:: Tekstfragment ::
Ondertussen had het bewind, met als belangrijke instigator senator Joseph Mac Carthy, echter niet stil gezeten en, hoewel de leden zich in het openbaar nooit waagden aan controversiele uitspraken over hete hangijzers als de Koreaanse oorlog, raakte de groep steeds meer in diskrediet. Hun muziek werd niet meer over de radio ten gehore gebracht, Decca wilde geen opnames meer maken en de platen die er waren werden geweerd uit de winkels. Eind 1952 stopte de groep dan ook. Om in 1955 weer samen te komen toen het Harold Leventhal lukte hen voor een reünie in Carnagie Hall te boeken omdat het management zich totaal niet bewust was van de controversiele status van de groep. De door Vanguard Records gemaakte plaatopnamen van dit concert werden uitgebracht in een periode dat de Folk Music steeds populairder werd. Daardoor konden The Weavers een comeback maken. Pete Seeger besloot in 1958 om de groep te verlaten en zich op een solo carrière te richten. Hij werd vervangen door Erik Darling die tot 1961 bleef. Hij werd opgevolgd door Frank Hamilton die vervolgens zelf in 1963 zijn plaats afstond aan Bernie Krause.

:: Korte opdracht 1 ::
Zet de alinea die begint met "Ondertussen had het bewind" uit de tekst over The Weavers om in een beknopte opsomming met de belangrijkste feiten.
:: Korte opdracht 2 ::
Beantwoord op basis van de tekst over The Weavers de volgende vragen:
(a) Welk platenlabel wilde geen opnames van de groep meer maken?
(b) In welk jaar besloot Pete Seeger de groep te verlaten?
(c) Aan wie stond Frank Hamilton in 1963 zijn plaats af?
:: Korte opdracht 3 ::
Schrijf de tekst over The Weavers verder, te beginnen na de laatste zin.

:: Gegevensdeel ::

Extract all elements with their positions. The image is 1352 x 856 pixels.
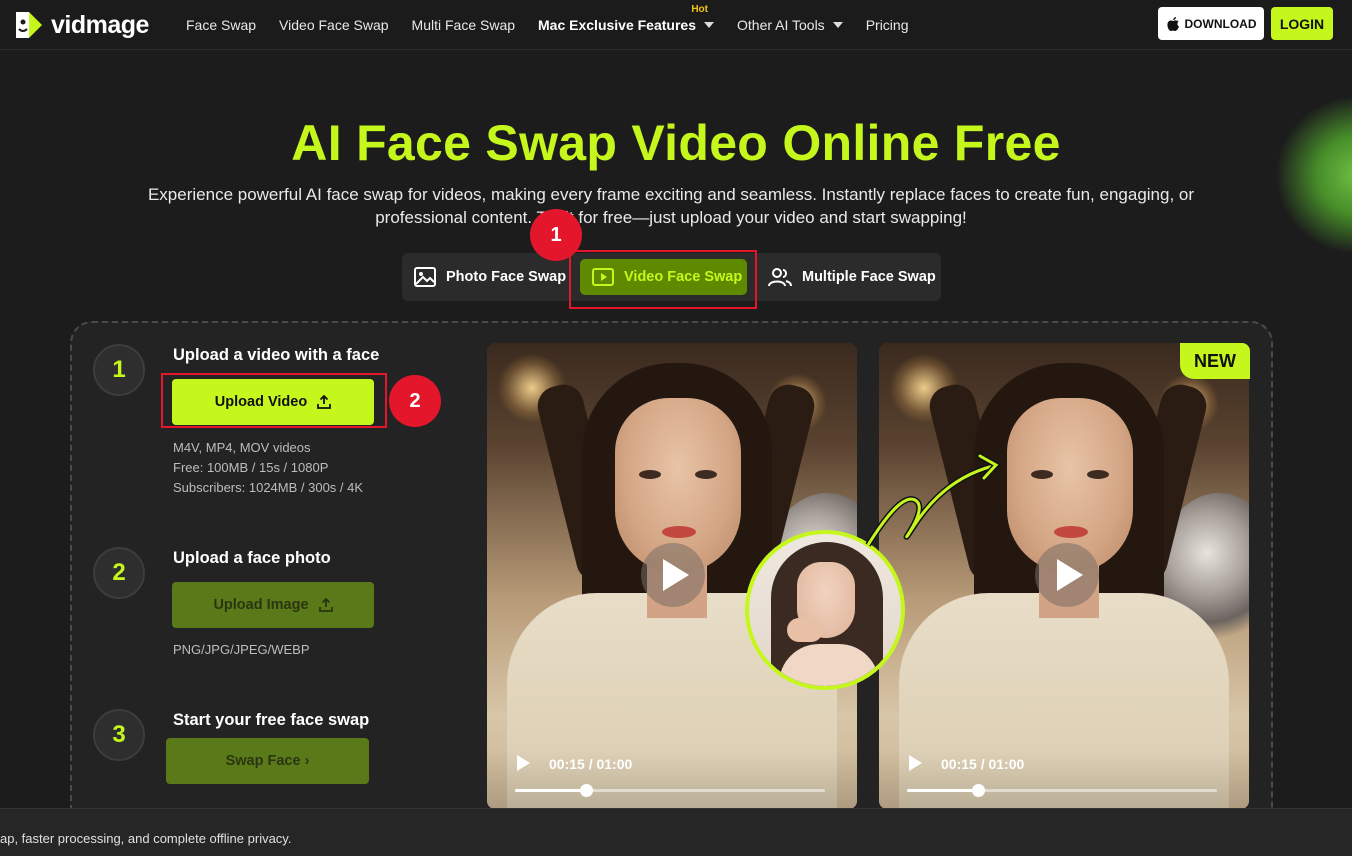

:: Antwoord 1 ::
- Onder druk van het bewind, met senator Joseph Mac Carthy als belangrijke aanstichter, raakte de groep steeds meer in diskrediet, hoewel de leden zich in het openbaar nooit controversieel uitlieten.
- Hun muziek verdween van de radio, Decca maakte geen opnames meer en hun platen werden uit de winkels geweerd.
- Eind 1952 stopte de groep.
- In 1955 kwam de groep weer samen voor een reünie in Carnagie Hall, die Harold Leventhal wist te boeken.
- De opnamen van dit concert, uitgebracht door Vanguard Records, verschenen toen folkmuziek steeds populairder werd, wat de groep een comeback opleverde.
- Pete Seeger vertrok in 1958 voor een solocarrière. Hij werd vervangen door Erik Darling (tot 1961), daarna door Frank Hamilton en in 1963 door Bernie Krause.

:: Antwoord 2 ::
(a) Decca
(b) 1958
(c) Aan Bernie Krause

:: Antwoord 3 ::
Op 2 en 3 mei 1963 staan er in Carnegie Hall geen vier, maar zeven groepsleden op het podium; de vier die de groep opgericht hebben en de drie opvolgers van Pete Seeger. Daardoor klinken nummers uit de beginperiode als “Goodnight Irene” en “Wimoweh” anders, maar daarmee niet minder, dan in hun originele uitvoering. Alleen nummer twee van kant één, “Banks of Marble” wordt gezongen door Pete, Fred, Ronnie en Lee. Het is de weerslag van een bijzonder sfeervol concert waar zowel de uitvoerenden als het publiek debet aan zijn. Dit komt bijvoorbeeld schitterend naar voren in het nummer “Ramblin’Boy” waarin het samenspel van de op een bepaald moment met trillende stem zingende Pete Seeger en het gedoseerd meezingende publiek kippenvel bezorgend mooi is. Eenzelfde hoge rillingfactor heeft “Goodnight Irene”. Deze twee nummers vormen op zich al voldoende reden om de lp aan te schaffen.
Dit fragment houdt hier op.